Collected data entries:
"""

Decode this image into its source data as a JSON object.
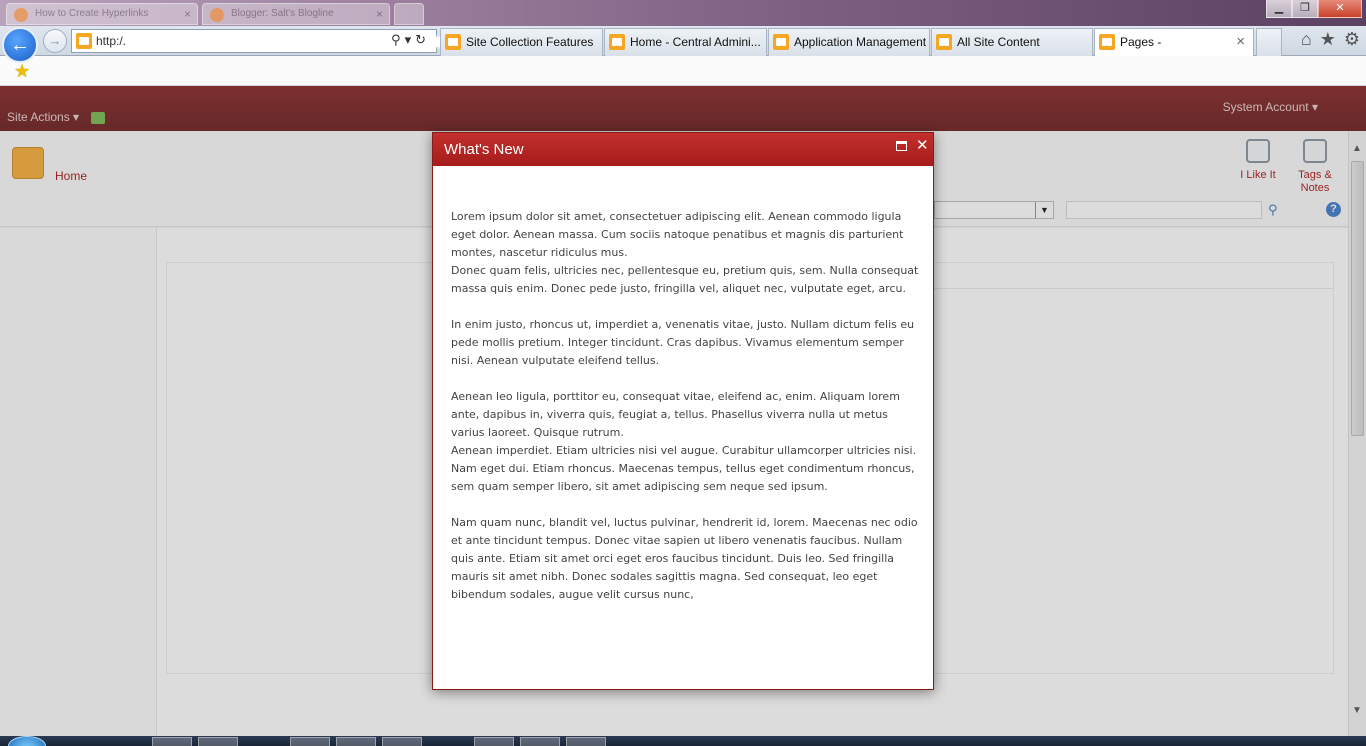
{
  "browser": {
    "background_tabs": [
      "How to Create Hyperlinks",
      "Blogger: Salt's Blogline"
    ],
    "window_controls": {
      "minimize_icon": "minimize-icon",
      "maximize_icon": "maximize-icon",
      "close_icon": "close-icon"
    },
    "address": "http:/.",
    "tabs": [
      {
        "label": "Site Collection Features",
        "active": false
      },
      {
        "label": "Home - Central Admini...",
        "active": false
      },
      {
        "label": "Application Management",
        "active": false
      },
      {
        "label": "All Site Content",
        "active": false
      },
      {
        "label": "Pages -",
        "active": true
      }
    ],
    "tab_close": "×",
    "right_icons": [
      "home-icon",
      "star-icon",
      "gear-icon"
    ]
  },
  "sharepoint": {
    "site_actions": "Site Actions ▾",
    "system_account": "System Account ▾",
    "home_link": "Home",
    "i_like_it": "I Like It",
    "tags_notes": "Tags & Notes",
    "help": "?"
  },
  "dialog": {
    "title": "What's New",
    "paragraphs": [
      {
        "lines": [
          "Lorem ipsum dolor sit amet, consectetuer adipiscing elit. Aenean commodo ligula eget dolor. Aenean massa. Cum sociis natoque penatibus et magnis dis parturient montes, nascetur ridiculus mus.",
          "Donec quam felis, ultricies nec, pellentesque eu, pretium quis, sem. Nulla consequat massa quis enim. Donec pede justo, fringilla vel, aliquet nec, vulputate eget, arcu."
        ]
      },
      {
        "lines": [
          "In enim justo, rhoncus ut, imperdiet a, venenatis vitae, justo. Nullam dictum felis eu pede mollis pretium. Integer tincidunt. Cras dapibus. Vivamus elementum semper nisi. Aenean vulputate eleifend tellus."
        ]
      },
      {
        "lines": [
          "Aenean leo ligula, porttitor eu, consequat vitae, eleifend ac, enim. Aliquam lorem ante, dapibus in, viverra quis, feugiat a, tellus. Phasellus viverra nulla ut metus varius laoreet. Quisque rutrum.",
          "Aenean imperdiet. Etiam ultricies nisi vel augue. Curabitur ullamcorper ultricies nisi. Nam eget dui. Etiam rhoncus. Maecenas tempus, tellus eget condimentum rhoncus, sem quam semper libero, sit amet adipiscing sem neque sed ipsum."
        ]
      },
      {
        "lines": [
          "Nam quam nunc, blandit vel, luctus pulvinar, hendrerit id, lorem. Maecenas nec odio et ante tincidunt tempus. Donec vitae sapien ut libero venenatis faucibus. Nullam quis ante. Etiam sit amet orci eget eros faucibus tincidunt. Duis leo. Sed fringilla mauris sit amet nibh. Donec sodales sagittis magna. Sed consequat, leo eget bibendum sodales, augue velit cursus nunc,"
        ]
      }
    ]
  },
  "colors": {
    "ribbon": "#6b0b0b",
    "dialog_header": "#b52525",
    "link": "#a30000"
  }
}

"""

▶ **Task goal**
Tally the lines above that contain the word "eget", and reply with only the number.

▶ **Expected output**
4